Copy each line containing the word "reported" from the records that follow, please.
* Begin *
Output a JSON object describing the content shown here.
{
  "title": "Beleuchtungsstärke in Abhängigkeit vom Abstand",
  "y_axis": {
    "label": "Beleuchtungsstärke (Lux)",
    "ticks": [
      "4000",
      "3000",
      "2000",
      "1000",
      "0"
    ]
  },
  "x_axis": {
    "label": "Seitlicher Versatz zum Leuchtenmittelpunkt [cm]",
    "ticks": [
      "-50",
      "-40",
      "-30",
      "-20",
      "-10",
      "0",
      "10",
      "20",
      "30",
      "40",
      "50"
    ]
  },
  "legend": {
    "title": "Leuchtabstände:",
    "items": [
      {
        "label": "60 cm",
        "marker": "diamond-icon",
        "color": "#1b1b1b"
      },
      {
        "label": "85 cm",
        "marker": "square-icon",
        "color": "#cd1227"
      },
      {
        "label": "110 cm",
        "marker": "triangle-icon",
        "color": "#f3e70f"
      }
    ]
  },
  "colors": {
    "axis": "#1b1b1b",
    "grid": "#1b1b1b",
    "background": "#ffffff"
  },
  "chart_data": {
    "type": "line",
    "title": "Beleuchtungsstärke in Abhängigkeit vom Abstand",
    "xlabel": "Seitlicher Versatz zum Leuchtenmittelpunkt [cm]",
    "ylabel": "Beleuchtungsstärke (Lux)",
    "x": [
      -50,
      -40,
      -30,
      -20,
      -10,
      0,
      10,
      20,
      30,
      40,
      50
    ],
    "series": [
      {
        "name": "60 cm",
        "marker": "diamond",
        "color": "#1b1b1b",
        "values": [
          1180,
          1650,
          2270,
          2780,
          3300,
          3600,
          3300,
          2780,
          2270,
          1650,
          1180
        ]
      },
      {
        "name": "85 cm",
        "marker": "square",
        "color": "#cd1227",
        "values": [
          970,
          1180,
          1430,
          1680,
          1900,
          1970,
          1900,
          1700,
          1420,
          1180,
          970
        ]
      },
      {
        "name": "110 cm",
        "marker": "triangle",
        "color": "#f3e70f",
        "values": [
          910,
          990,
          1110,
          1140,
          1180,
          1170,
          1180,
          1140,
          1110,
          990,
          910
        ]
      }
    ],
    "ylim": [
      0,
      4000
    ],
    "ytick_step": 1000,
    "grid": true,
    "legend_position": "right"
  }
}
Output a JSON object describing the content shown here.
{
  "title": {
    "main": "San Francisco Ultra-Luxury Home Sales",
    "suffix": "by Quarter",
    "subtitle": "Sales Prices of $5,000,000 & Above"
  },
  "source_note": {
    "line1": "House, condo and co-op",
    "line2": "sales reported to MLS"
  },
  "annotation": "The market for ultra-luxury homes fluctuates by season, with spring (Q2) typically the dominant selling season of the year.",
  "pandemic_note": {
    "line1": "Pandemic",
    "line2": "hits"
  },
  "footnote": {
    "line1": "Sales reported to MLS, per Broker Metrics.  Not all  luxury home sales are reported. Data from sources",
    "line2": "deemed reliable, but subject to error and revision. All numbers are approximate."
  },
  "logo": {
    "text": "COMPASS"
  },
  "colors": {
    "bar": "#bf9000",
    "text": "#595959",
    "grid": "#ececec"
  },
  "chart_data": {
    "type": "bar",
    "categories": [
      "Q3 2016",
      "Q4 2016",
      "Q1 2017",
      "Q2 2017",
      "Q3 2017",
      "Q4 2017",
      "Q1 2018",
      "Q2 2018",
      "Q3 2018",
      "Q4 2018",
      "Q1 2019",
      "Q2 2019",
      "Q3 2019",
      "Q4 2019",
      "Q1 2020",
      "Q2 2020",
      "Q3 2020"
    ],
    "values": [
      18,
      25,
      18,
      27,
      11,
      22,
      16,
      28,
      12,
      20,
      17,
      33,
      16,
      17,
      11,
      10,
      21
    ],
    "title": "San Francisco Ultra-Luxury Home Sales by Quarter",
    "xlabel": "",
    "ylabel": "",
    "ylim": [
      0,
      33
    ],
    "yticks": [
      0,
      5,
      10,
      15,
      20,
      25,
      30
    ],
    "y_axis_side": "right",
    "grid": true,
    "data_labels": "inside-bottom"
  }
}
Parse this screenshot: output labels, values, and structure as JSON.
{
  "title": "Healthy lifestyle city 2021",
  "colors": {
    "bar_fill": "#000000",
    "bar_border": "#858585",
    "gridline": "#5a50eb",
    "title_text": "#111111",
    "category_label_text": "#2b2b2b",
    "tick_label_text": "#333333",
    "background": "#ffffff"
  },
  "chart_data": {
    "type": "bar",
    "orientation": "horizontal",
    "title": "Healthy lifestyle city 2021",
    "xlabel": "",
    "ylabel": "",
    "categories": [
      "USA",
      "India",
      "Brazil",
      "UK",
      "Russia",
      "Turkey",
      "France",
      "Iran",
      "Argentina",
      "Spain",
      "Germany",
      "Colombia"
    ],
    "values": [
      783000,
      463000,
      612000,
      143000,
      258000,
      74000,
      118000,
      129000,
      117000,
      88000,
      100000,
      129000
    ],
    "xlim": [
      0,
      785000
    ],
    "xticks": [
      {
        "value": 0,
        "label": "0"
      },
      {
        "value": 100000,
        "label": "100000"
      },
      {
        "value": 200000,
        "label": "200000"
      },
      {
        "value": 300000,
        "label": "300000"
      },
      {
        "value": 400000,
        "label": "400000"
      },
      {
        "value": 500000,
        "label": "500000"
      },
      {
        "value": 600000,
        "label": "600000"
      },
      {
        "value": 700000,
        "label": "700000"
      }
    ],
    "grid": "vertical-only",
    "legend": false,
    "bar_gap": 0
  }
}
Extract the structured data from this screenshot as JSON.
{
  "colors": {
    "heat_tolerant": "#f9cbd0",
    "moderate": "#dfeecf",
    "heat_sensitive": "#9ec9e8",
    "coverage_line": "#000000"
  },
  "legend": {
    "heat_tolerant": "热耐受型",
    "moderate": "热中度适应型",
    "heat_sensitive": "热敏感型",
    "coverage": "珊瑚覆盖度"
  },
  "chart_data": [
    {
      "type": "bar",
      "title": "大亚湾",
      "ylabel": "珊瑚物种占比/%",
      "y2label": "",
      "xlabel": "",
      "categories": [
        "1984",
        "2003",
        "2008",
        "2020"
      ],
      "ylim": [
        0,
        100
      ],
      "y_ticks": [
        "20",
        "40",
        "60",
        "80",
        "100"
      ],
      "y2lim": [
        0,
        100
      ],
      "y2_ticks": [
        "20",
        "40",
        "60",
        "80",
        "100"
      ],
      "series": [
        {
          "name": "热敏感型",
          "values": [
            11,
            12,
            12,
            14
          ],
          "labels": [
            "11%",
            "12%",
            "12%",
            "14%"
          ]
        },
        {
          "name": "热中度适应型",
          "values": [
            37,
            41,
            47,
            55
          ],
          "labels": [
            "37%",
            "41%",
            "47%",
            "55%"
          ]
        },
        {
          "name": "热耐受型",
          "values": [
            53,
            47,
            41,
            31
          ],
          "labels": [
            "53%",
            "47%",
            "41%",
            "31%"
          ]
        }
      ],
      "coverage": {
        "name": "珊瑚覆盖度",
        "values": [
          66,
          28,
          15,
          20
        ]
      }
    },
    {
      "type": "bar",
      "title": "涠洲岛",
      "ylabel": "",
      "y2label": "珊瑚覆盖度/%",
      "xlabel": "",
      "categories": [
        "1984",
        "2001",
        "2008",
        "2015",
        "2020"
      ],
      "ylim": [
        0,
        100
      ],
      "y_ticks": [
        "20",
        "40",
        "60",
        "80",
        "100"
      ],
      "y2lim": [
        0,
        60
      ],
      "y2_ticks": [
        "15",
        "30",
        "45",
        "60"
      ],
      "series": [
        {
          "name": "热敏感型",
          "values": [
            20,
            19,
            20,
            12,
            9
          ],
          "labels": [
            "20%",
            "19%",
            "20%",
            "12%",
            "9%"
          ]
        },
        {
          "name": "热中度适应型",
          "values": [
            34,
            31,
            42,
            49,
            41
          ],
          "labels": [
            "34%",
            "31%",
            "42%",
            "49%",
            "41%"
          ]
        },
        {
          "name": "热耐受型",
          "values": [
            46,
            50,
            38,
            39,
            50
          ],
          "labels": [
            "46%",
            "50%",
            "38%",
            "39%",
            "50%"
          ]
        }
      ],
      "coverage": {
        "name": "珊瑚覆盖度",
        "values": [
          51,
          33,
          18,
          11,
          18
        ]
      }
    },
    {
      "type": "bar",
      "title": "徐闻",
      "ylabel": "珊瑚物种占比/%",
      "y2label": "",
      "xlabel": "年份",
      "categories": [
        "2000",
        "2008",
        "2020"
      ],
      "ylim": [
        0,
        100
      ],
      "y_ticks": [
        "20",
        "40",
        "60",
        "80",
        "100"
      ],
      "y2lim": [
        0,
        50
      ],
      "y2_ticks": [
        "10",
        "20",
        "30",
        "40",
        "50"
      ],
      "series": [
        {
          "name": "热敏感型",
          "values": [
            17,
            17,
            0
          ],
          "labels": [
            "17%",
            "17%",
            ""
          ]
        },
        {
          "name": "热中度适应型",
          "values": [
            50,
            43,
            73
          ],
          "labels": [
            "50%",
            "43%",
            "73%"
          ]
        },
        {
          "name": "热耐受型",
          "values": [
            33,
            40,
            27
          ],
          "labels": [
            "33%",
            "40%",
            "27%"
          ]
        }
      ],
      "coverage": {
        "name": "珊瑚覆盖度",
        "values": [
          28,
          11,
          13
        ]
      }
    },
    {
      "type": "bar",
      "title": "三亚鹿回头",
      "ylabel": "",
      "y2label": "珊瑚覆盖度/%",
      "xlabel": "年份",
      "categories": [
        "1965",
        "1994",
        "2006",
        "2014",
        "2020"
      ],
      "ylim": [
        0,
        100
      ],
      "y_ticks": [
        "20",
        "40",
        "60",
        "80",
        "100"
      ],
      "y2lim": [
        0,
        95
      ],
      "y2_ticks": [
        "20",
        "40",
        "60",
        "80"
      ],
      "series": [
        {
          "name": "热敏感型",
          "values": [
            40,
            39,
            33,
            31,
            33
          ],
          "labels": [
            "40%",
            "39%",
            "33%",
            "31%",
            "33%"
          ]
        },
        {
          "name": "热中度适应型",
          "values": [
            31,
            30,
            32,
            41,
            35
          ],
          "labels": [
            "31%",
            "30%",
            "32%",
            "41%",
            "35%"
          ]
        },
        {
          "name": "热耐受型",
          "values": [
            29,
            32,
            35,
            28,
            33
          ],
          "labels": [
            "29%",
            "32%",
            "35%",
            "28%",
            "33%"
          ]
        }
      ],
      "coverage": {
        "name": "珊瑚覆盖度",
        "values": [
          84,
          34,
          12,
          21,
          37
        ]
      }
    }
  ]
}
* End *
* The solution:
    "line2": "sales reported to MLS"
    "line1": "Sales reported to MLS, per Broker Metrics.  Not all  luxury home sales are reported. Data from sources",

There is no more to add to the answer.